> Records in a dataset
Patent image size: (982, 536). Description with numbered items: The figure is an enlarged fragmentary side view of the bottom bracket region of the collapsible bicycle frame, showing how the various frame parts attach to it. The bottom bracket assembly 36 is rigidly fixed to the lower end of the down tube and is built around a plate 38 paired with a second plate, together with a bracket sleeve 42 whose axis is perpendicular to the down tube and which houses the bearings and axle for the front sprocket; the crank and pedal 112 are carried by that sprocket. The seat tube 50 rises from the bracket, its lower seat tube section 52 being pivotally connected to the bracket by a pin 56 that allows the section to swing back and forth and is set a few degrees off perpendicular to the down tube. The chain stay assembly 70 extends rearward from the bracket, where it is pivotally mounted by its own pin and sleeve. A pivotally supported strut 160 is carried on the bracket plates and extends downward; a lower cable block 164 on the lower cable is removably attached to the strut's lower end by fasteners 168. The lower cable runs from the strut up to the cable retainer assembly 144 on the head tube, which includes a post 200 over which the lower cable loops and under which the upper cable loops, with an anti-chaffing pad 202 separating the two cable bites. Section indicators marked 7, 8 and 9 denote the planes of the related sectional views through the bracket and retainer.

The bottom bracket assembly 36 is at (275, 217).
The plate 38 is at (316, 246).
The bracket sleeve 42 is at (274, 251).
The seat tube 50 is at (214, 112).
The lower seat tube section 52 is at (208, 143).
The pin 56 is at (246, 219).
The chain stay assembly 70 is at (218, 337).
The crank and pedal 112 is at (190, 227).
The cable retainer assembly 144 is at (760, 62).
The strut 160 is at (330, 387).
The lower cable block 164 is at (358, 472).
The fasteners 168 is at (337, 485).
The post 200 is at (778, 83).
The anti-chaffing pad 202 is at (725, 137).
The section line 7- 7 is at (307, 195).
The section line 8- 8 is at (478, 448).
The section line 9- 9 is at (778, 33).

> Requirement
Rewrite the lines, from the first line up to and including the line containing "The section line 8- 8 is at (478, 448).", as a Markdown table with the columns Row and Line, numbering each row and omitting blank lines.

> Result of the exercise
| Row | Line |
|---|---|
| 1 | Patent image size: (982, 536). Description with numbered items: The figure is an enlarged fragmentary side view of the bottom bracket region of the collapsible bicycle frame, showing how the various frame parts attach to it. The bottom bracket assembly 36 is rigidly fixed to the lower end of the down tube and is built around a plate 38 paired with a second plate, together with a bracket sleeve 42 whose axis is perpendicular to the down tube and which houses the bearings and axle for the front sprocket; the crank and pedal 112 are carried by that sprocket. The seat tube 50 rises from the bracket, its lower seat tube section 52 being pivotally connected to the bracket by a pin 56 that allows the section to swing back and forth and is set a few degrees off perpendicular to the down tube. The chain stay assembly 70 extends rearward from the bracket, where it is pivotally mounted by its own pin and sleeve. A pivotally supported strut 160 is carried on the bracket plates and extends downward; a lower cable block 164 on the lower cable is removably attached to the strut's lower end by fasteners 168. The lower cable runs from the strut up to the cable retainer assembly 144 on the head tube, which includes a post 200 over which the lower cable loops and under which the upper cable loops, with an anti-chaffing pad 202 separating the two cable bites. Section indicators marked 7, 8 and 9 denote the planes of the related sectional views through the bracket and retainer. |
| 2 | The bottom bracket assembly 36 is at (275, 217). |
| 3 | The plate 38 is at (316, 246). |
| 4 | The bracket sleeve 42 is at (274, 251). |
| 5 | The seat tube 50 is at (214, 112). |
| 6 | The lower seat tube section 52 is at (208, 143). |
| 7 | The pin 56 is at (246, 219). |
| 8 | The chain stay assembly 70 is at (218, 337). |
| 9 | The crank and pedal 112 is at (190, 227). |
| 10 | The cable retainer assembly 144 is at (760, 62). |
| 11 | The strut 160 is at (330, 387). |
| 12 | The lower cable block 164 is at (358, 472). |
| 13 | The fasteners 168 is at (337, 485). |
| 14 | The post 200 is at (778, 83). |
| 15 | The anti-chaffing pad 202 is at (725, 137). |
| 16 | The section line 7- 7 is at (307, 195). |
| 17 | The section line 8- 8 is at (478, 448). |